***** DATA RECORDS *****

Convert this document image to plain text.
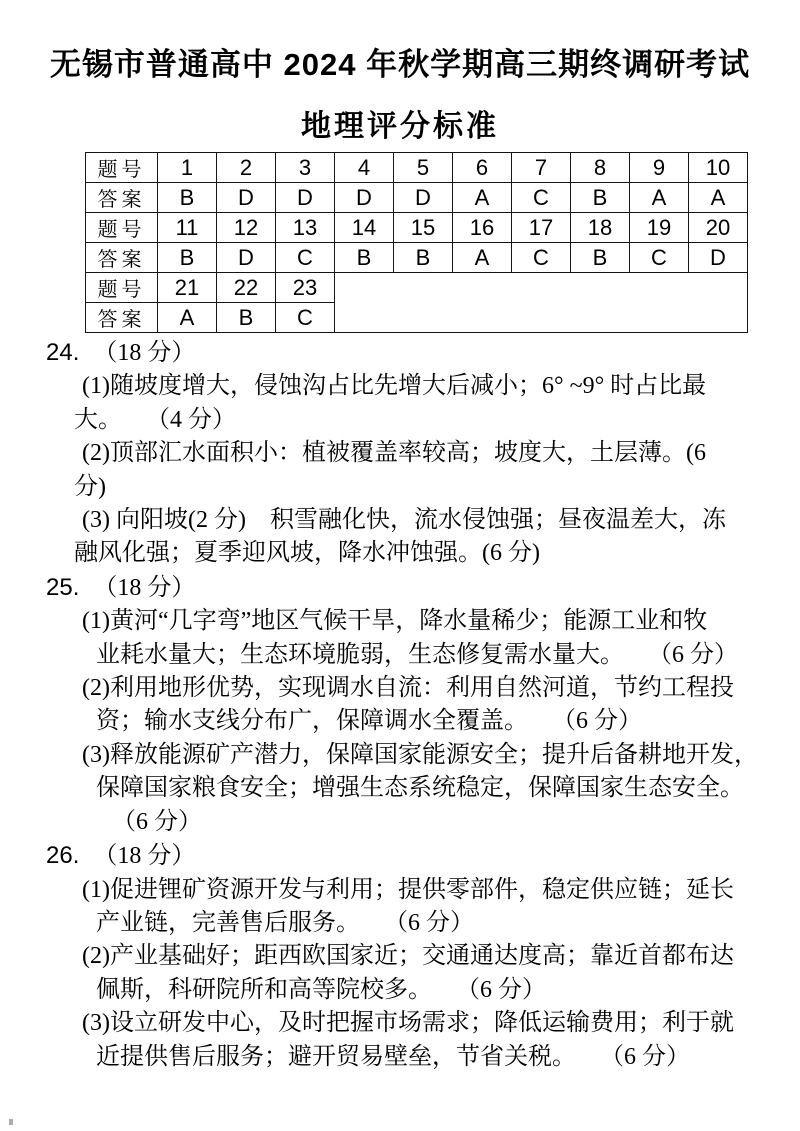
无锡市普通高中 2024 年秋学期高三期终调研考试
地理评分标准
题号	1	2	3	4	5	6	7	8	9	10
答案	B	D	D	D	D	A	C	B	A	A
题号	11	12	13	14	15	16	17	18	19	20
答案	B	D	C	B	B	A	C	B	C	D
题号	21	22	23							
答案	A	B	C							
24. （18 分）
(1)随坡度增大，侵蚀沟占比先增大后减小；6° ~9° 时占比最
大。　　（4 分）
(2)顶部汇水面积小：植被覆盖率较高；坡度大，土层薄。(6
分)
(3) 向阳坡(2 分)　积雪融化快，流水侵蚀强；昼夜温差大，冻
融风化强；夏季迎风坡，降水冲蚀强。(6 分)
25. （18 分）
(1)黄河“几字弯”地区气候干旱，降水量稀少；能源工业和牧
业耗水量大；生态环境脆弱，生态修复需水量大。　　（6 分）
(2)利用地形优势，实现调水自流：利用自然河道，节约工程投
资；输水支线分布广，保障调水全覆盖。　　（6 分）
(3)释放能源矿产潜力，保障国家能源安全；提升后备耕地开发，
保障国家粮食安全；增强生态系统稳定，保障国家生态安全。
（6 分）
26. （18 分）
(1)促进锂矿资源开发与利用；提供零部件，稳定供应链；延长
产业链，完善售后服务。　　（6 分）
(2)产业基础好；距西欧国家近；交通通达度高；靠近首都布达
佩斯，科研院所和高等院校多。　　（6 分）
(3)设立研发中心，及时把握市场需求；降低运输费用；利于就
近提供售后服务；避开贸易壁垒，节省关税。　　（6 分）
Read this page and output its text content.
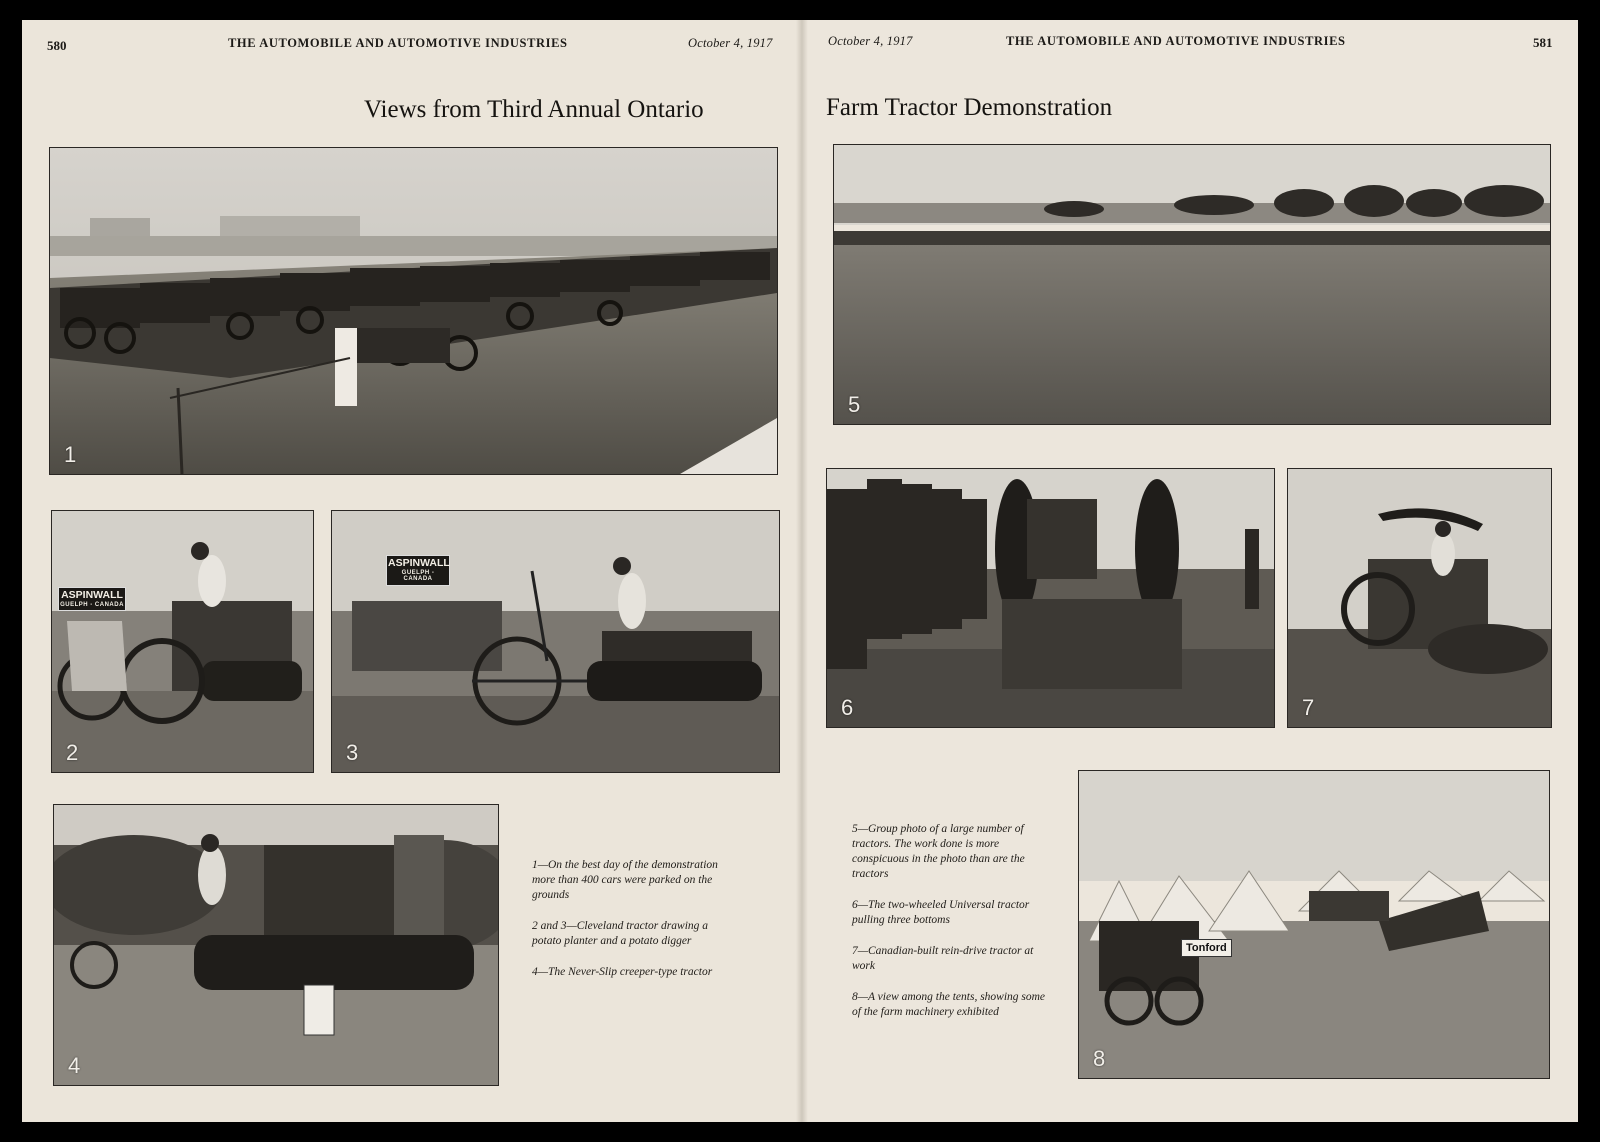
580	THE AUTOMOBILE AND AUTOMOTIVE INDUSTRIES	October 4, 1917	October 4, 1917	THE AUTOMOBILE AND AUTOMOTIVE INDUSTRIES	581
Views from Third Annual Ontario	Farm Tractor Demonstration
1
ASPINWALL
GUELPH - CANADA
2
ASPINWALL
GUELPH - CANADA
3
4

1—On the best day of the demonstration more than 400 cars were parked on the grounds

2 and 3—Cleveland tractor drawing a potato planter and a potato digger

4—The Never-Slip creeper-type tractor

5
6	7
Tonford
8

5—Group photo of a large number of tractors. The work done is more conspicuous in the photo than are the tractors

6—The two-wheeled Universal tractor pulling three bottoms

7—Canadian-built rein-drive tractor at work

8—A view among the tents, showing some of the farm machinery exhibited
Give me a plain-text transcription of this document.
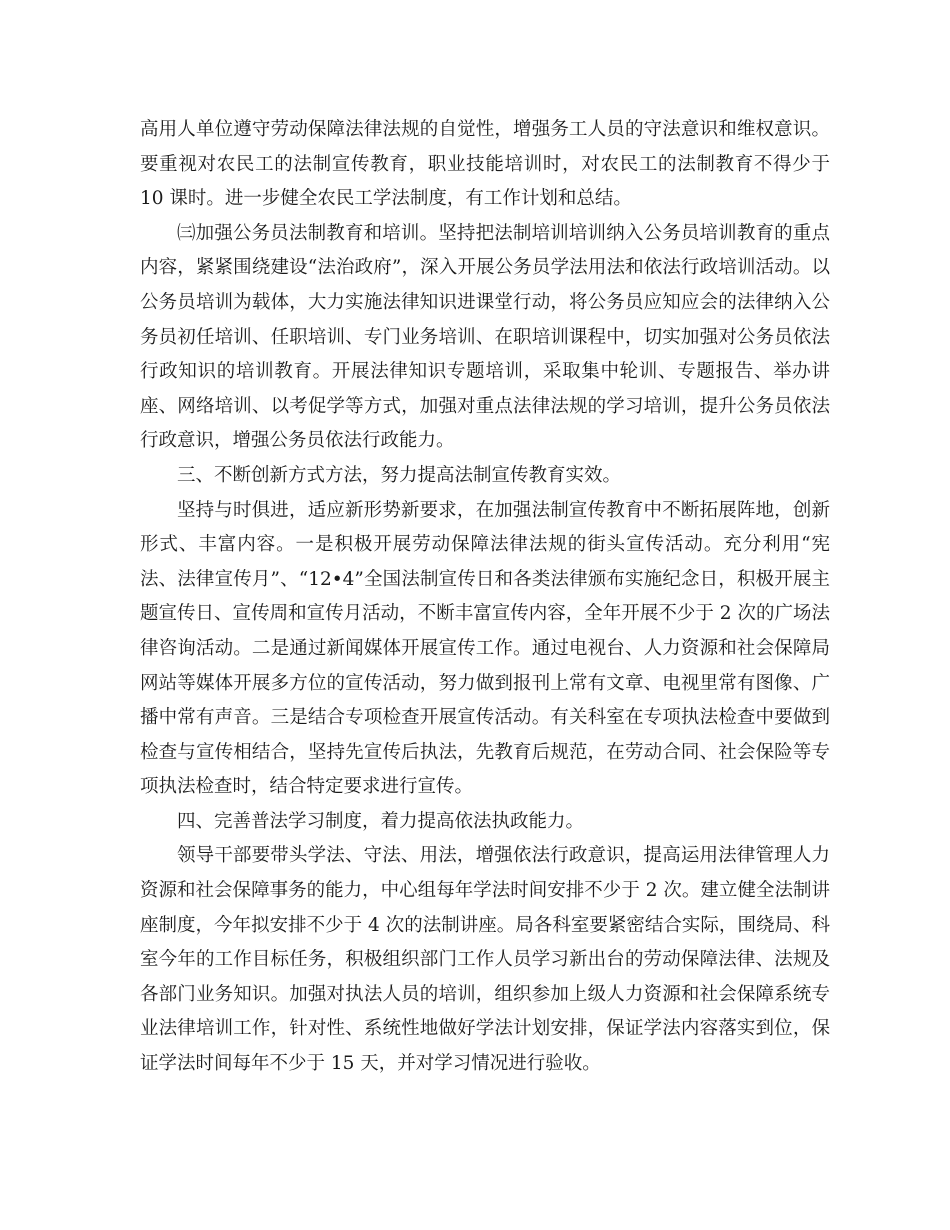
高用人单位遵守劳动保障法律法规的自觉性，增强务工人员的守法意识和维权意识。要重视对农民工的法制宣传教育，职业技能培训时，对农民工的法制教育不得少于 10 课时。进一步健全农民工学法制度，有工作计划和总结。

㈢加强公务员法制教育和培训。坚持把法制培训培训纳入公务员培训教育的重点内容，紧紧围绕建设“法治政府”，深入开展公务员学法用法和依法行政培训活动。以公务员培训为载体，大力实施法律知识进课堂行动，将公务员应知应会的法律纳入公务员初任培训、任职培训、专门业务培训、在职培训课程中，切实加强对公务员依法行政知识的培训教育。开展法律知识专题培训，采取集中轮训、专题报告、举办讲座、网络培训、以考促学等方式，加强对重点法律法规的学习培训，提升公务员依法行政意识，增强公务员依法行政能力。

三、不断创新方式方法，努力提高法制宣传教育实效。

坚持与时俱进，适应新形势新要求，在加强法制宣传教育中不断拓展阵地，创新形式、丰富内容。一是积极开展劳动保障法律法规的街头宣传活动。充分利用“宪法、法律宣传月”、“12•4”全国法制宣传日和各类法律颁布实施纪念日，积极开展主题宣传日、宣传周和宣传月活动，不断丰富宣传内容，全年开展不少于 2 次的广场法律咨询活动。二是通过新闻媒体开展宣传工作。通过电视台、人力资源和社会保障局网站等媒体开展多方位的宣传活动，努力做到报刊上常有文章、电视里常有图像、广播中常有声音。三是结合专项检查开展宣传活动。有关科室在专项执法检查中要做到检查与宣传相结合，坚持先宣传后执法，先教育后规范，在劳动合同、社会保险等专项执法检查时，结合特定要求进行宣传。

四、完善普法学习制度，着力提高依法执政能力。

领导干部要带头学法、守法、用法，增强依法行政意识，提高运用法律管理人力资源和社会保障事务的能力，中心组每年学法时间安排不少于 2 次。建立健全法制讲座制度，今年拟安排不少于 4 次的法制讲座。局各科室要紧密结合实际，围绕局、科室今年的工作目标任务，积极组织部门工作人员学习新出台的劳动保障法律、法规及各部门业务知识。加强对执法人员的培训，组织参加上级人力资源和社会保障系统专业法律培训工作，针对性、系统性地做好学法计划安排，保证学法内容落实到位，保证学法时间每年不少于 15 天，并对学习情况进行验收。
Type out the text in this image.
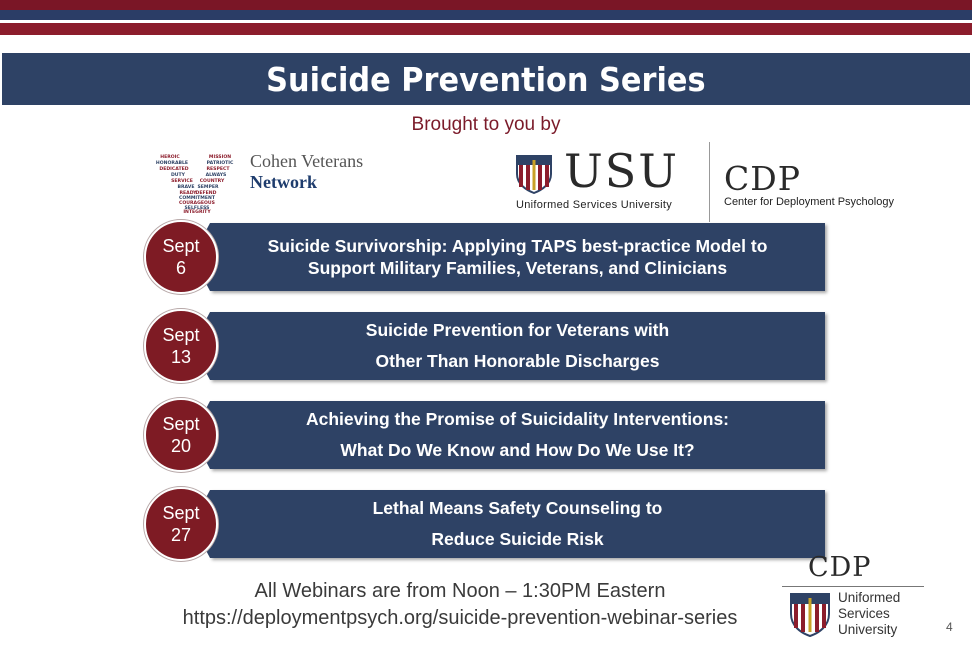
Suicide Prevention Series
Brought to you by
HEROIC	MISSION
HONORABLE	PATRIOTIC
DEDICATED	RESPECT
DUTY	ALWAYS
SERVICE COUNTRY
BRAVE SEMPER
READY DEFEND
COMMITMENT
COURAGEOUS
SELFLESS
INTEGRITY
Cohen Veterans
Network	USU
Uniformed Services University
CDP
Center for Deployment Psychology
Sept
6
Suicide Survivorship: Applying TAPS best-practice Model to
Support Military Families, Veterans, and Clinicians
Sept
13
Suicide Prevention for Veterans with
Other Than Honorable Discharges
Sept
20
Achieving the Promise of Suicidality Interventions:
What Do We Know and How Do We Use It?
Sept
27
Lethal Means Safety Counseling to
Reduce Suicide Risk
All Webinars are from Noon – 1:30PM Eastern
https://deploymentpsych.org/suicide-prevention-webinar-series
CDP
Uniformed
Services
University	4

*****

WHAT YOU SHOULD DO: Give the number of lines in the entries that include the string "University", and nothing more.

RESPONSE TO THE EXERCISE: 2